## What is expected:
Write the data below out exactly as it stands. Do not include the pictures.
═══ Given information
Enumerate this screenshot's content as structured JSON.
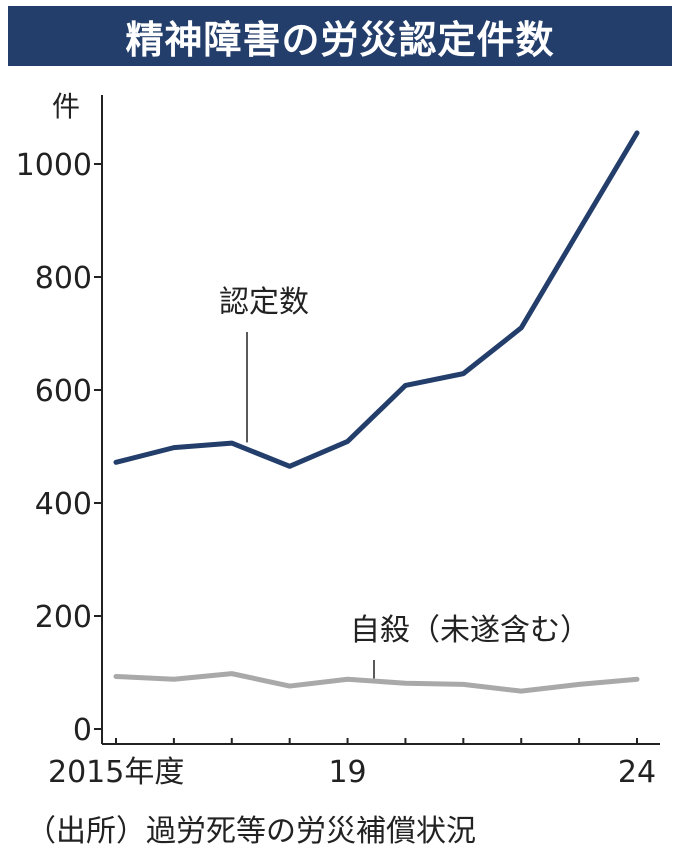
{
  "title": "精神障害の労災認定件数",
  "source": "（出所）過労死等の労災補償状況",
  "chart_data": {
    "type": "line",
    "x": [
      2015,
      2016,
      2017,
      2018,
      2019,
      2020,
      2021,
      2022,
      2023,
      2024
    ],
    "x_tick_labels": [
      {
        "x": 2015,
        "label": "2015年度"
      },
      {
        "x": 2019,
        "label": "19"
      },
      {
        "x": 2024,
        "label": "24"
      }
    ],
    "y_unit": "件",
    "ylim": [
      0,
      1100
    ],
    "y_ticks": [
      0,
      200,
      400,
      600,
      800,
      1000
    ],
    "grid": false,
    "legend": "none",
    "series": [
      {
        "name": "認定数",
        "color": "#233e6b",
        "values": [
          472,
          498,
          506,
          465,
          509,
          608,
          629,
          710,
          883,
          1055
        ]
      },
      {
        "name": "自殺（未遂含む）",
        "color": "#a9a9a9",
        "values": [
          93,
          88,
          98,
          76,
          88,
          81,
          79,
          67,
          79,
          88
        ]
      }
    ]
  }
}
══════
## Answer for this exercise:
Enumerate this screenshot's content as structured JSON.
{
  "title": "精神障害の労災認定件数",
  "source": "（出所）過労死等の労災補償状況",
  "chart_data": {
    "type": "line",
    "x": [
      2015,
      2016,
      2017,
      2018,
      2019,
      2020,
      2021,
      2022,
      2023,
      2024
    ],
    "x_tick_labels": [
      {
        "x": 2015,
        "label": "2015年度"
      },
      {
        "x": 2019,
        "label": "19"
      },
      {
        "x": 2024,
        "label": "24"
      }
    ],
    "y_unit": "件",
    "ylim": [
      0,
      1100
    ],
    "y_ticks": [
      0,
      200,
      400,
      600,
      800,
      1000
    ],
    "grid": false,
    "legend": "none",
    "series": [
      {
        "name": "認定数",
        "color": "#233e6b",
        "values": [
          472,
          498,
          506,
          465,
          509,
          608,
          629,
          710,
          883,
          1055
        ]
      },
      {
        "name": "自殺（未遂含む）",
        "color": "#a9a9a9",
        "values": [
          93,
          88,
          98,
          76,
          88,
          81,
          79,
          67,
          79,
          88
        ]
      }
    ]
  }
}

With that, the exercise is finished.